**** Listed entries

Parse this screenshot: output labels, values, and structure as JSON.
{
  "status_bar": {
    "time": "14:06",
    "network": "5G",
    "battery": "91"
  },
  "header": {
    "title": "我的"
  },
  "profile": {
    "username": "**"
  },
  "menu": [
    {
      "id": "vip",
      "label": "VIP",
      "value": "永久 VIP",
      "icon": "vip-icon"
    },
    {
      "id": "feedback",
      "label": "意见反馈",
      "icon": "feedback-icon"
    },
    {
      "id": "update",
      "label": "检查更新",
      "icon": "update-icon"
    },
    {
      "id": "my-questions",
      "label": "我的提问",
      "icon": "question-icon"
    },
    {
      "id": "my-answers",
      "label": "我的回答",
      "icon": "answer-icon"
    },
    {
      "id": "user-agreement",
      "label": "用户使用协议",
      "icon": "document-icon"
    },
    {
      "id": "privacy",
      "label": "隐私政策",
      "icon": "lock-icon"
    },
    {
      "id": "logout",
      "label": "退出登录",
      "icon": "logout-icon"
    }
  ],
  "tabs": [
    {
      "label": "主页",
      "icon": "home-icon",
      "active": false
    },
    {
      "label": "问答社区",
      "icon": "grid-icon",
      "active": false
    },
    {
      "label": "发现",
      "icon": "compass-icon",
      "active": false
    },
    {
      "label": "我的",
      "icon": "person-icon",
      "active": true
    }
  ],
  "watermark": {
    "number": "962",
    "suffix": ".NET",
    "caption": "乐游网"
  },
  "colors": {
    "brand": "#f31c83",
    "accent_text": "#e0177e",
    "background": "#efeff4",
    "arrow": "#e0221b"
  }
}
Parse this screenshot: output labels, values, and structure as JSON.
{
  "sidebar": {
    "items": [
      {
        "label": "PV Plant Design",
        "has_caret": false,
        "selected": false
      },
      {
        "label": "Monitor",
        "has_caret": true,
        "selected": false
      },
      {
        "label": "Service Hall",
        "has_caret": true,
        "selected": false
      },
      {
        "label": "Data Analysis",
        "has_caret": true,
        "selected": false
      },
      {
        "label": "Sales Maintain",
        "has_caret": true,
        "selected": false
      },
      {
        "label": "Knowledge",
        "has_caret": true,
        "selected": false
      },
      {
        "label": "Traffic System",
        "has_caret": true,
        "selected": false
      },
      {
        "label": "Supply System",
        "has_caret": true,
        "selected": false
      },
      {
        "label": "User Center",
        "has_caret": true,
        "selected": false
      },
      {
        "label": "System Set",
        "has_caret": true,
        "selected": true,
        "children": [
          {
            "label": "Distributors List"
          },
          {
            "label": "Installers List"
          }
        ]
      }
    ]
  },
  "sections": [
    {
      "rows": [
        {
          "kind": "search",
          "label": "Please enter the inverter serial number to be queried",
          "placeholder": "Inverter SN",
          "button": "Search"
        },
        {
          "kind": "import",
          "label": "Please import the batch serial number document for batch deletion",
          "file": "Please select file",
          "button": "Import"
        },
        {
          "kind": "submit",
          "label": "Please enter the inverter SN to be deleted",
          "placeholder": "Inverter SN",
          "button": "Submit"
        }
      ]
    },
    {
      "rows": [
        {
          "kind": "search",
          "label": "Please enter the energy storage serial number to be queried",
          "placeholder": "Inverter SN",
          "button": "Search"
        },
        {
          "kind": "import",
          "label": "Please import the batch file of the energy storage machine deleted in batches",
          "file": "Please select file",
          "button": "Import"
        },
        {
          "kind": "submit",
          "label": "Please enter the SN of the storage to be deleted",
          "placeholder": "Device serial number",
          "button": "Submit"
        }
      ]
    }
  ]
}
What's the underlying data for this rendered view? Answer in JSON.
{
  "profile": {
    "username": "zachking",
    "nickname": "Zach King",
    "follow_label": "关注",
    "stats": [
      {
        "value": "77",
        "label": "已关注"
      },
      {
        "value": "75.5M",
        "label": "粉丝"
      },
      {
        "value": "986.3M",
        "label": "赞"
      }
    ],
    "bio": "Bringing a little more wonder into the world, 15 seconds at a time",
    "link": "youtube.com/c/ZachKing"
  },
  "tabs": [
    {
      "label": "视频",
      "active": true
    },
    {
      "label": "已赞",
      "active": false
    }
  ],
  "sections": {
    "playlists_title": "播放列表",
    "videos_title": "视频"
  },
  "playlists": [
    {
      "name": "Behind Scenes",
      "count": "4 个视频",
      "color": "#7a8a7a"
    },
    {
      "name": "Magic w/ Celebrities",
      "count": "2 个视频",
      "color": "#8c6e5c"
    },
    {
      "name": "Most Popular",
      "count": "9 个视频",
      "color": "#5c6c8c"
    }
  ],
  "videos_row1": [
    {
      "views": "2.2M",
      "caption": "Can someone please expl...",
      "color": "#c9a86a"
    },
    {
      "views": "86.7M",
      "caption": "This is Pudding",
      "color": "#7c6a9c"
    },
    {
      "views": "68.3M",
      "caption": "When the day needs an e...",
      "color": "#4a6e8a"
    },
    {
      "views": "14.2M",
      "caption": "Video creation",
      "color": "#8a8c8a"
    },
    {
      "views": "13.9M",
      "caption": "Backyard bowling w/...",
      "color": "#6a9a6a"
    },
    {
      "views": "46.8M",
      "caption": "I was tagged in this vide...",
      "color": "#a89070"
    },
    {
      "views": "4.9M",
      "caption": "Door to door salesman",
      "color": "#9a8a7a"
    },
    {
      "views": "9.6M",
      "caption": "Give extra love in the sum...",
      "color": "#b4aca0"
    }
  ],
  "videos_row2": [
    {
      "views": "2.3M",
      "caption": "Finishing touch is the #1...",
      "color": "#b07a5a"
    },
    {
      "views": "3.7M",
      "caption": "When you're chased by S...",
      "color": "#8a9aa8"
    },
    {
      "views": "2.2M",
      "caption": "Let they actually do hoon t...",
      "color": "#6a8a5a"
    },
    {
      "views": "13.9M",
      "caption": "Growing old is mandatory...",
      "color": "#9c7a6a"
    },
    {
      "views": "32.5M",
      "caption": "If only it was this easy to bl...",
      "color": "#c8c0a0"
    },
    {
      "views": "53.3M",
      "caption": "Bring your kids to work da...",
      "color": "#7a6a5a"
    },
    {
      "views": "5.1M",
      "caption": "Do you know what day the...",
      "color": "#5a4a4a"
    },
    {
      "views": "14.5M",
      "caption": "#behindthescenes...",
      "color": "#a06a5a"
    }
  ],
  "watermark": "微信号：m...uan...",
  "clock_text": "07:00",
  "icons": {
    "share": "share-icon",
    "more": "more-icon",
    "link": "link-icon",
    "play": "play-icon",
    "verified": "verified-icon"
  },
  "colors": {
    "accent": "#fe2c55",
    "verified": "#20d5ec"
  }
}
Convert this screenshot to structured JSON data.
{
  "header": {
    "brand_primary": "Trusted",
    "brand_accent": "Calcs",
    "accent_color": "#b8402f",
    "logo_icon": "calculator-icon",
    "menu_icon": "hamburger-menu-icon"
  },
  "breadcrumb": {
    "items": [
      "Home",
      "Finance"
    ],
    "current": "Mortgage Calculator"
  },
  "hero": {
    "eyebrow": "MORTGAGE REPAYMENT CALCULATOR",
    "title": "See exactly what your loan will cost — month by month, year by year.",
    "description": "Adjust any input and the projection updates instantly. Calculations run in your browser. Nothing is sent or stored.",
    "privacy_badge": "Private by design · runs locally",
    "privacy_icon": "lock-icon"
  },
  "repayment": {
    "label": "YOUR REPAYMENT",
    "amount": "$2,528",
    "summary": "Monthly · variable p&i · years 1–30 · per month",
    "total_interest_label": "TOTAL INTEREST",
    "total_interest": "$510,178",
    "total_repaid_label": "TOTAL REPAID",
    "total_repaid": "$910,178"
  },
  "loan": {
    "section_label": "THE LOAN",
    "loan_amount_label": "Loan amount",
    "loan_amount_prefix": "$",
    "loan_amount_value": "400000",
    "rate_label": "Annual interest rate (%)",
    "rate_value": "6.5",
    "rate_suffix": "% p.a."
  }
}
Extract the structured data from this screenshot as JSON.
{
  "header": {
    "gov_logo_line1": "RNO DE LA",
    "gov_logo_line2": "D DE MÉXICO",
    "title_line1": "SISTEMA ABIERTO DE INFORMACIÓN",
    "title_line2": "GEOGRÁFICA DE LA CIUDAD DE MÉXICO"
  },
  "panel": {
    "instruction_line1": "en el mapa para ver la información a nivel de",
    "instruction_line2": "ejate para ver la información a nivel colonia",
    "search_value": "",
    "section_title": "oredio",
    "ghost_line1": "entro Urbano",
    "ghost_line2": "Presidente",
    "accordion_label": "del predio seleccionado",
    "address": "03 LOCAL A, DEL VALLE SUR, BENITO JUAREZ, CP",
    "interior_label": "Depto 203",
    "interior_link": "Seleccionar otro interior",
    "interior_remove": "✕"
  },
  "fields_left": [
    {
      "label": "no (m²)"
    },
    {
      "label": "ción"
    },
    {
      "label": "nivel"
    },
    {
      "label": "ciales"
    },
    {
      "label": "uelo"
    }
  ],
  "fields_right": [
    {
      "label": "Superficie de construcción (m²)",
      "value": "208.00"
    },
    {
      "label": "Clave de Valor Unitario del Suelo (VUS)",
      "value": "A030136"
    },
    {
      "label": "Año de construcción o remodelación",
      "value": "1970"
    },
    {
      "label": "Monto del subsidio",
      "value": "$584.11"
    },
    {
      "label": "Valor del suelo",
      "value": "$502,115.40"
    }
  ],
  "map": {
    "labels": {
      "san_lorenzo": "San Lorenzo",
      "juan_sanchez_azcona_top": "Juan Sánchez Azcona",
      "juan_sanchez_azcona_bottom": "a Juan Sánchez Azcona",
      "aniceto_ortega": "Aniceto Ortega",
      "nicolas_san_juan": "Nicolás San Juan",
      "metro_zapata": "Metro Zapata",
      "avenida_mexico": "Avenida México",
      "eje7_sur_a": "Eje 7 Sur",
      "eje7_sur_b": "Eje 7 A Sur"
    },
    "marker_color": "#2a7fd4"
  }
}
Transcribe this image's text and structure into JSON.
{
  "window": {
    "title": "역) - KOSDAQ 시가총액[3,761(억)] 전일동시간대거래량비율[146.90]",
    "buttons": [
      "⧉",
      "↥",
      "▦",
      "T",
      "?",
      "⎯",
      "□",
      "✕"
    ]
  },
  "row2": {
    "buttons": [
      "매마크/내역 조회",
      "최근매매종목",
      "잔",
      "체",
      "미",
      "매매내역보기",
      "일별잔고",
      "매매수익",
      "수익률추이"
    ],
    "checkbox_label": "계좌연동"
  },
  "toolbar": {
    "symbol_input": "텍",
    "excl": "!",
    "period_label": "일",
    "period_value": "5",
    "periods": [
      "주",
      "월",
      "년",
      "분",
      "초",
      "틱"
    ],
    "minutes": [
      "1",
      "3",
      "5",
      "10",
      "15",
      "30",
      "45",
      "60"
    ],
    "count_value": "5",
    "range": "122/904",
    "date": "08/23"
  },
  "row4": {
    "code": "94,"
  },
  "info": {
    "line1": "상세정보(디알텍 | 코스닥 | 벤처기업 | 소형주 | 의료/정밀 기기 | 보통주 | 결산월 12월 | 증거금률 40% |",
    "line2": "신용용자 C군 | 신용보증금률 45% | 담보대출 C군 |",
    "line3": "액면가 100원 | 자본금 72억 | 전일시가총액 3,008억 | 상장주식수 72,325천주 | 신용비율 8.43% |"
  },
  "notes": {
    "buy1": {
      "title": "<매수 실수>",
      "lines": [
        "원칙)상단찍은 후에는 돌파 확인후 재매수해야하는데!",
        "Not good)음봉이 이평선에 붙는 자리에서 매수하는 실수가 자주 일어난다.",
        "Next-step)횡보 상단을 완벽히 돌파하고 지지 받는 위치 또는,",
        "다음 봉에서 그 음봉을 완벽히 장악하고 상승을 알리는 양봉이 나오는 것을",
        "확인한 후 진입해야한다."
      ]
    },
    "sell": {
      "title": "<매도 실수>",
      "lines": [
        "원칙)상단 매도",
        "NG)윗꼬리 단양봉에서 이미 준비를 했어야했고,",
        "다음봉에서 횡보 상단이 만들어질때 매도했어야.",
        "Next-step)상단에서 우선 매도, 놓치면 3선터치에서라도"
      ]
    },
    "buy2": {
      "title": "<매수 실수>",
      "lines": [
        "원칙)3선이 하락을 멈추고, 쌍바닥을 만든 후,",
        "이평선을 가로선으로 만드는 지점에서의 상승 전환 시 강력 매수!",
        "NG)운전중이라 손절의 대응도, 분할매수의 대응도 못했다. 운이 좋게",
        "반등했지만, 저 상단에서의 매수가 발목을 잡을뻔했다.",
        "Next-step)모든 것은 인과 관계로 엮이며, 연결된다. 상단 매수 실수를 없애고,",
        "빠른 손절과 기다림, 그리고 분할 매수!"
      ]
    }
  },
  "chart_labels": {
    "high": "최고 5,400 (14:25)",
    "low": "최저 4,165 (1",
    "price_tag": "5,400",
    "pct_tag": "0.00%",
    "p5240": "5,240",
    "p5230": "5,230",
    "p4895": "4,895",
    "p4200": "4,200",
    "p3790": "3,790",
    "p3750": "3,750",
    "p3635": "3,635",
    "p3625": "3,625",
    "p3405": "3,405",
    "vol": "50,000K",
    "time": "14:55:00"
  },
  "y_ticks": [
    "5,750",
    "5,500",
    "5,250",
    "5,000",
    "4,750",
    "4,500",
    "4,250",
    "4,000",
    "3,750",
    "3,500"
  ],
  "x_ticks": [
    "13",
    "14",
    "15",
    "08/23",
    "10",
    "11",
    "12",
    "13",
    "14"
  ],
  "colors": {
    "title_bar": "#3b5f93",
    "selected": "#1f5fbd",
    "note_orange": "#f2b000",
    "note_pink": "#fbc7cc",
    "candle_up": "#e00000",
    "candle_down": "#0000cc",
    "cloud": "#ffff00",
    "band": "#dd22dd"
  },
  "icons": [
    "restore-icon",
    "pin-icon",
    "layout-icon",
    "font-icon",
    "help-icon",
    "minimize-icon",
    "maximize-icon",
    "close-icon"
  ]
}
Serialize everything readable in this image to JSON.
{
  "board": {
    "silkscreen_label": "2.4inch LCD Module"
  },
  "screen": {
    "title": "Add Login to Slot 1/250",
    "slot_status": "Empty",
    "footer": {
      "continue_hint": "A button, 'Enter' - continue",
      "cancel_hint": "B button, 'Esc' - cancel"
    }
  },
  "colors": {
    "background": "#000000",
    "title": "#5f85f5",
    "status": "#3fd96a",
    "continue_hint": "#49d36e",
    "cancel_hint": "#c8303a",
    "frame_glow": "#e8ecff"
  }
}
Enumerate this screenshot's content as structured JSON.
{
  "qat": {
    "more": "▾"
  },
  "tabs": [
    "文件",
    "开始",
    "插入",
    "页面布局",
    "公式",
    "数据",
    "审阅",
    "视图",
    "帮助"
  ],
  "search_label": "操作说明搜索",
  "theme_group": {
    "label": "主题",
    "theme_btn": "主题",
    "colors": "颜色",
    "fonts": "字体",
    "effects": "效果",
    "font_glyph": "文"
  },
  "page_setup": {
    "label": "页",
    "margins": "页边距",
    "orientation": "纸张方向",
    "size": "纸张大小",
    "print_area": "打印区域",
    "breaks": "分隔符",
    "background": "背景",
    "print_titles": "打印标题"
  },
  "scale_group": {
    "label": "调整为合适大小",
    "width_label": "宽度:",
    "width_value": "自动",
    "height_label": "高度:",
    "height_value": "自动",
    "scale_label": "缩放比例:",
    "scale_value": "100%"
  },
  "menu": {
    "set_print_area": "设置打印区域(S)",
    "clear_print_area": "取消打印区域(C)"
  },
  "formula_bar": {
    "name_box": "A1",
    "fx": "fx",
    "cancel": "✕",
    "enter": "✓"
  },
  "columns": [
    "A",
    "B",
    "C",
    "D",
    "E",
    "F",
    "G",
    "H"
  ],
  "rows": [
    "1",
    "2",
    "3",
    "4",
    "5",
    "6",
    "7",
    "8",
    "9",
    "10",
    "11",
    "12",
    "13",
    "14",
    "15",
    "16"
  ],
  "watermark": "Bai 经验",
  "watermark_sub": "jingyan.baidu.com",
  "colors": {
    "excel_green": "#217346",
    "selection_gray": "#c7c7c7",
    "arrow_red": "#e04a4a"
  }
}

********

Among the lines of the data above, count those holding "verified" and state only the number.

Task solution: 2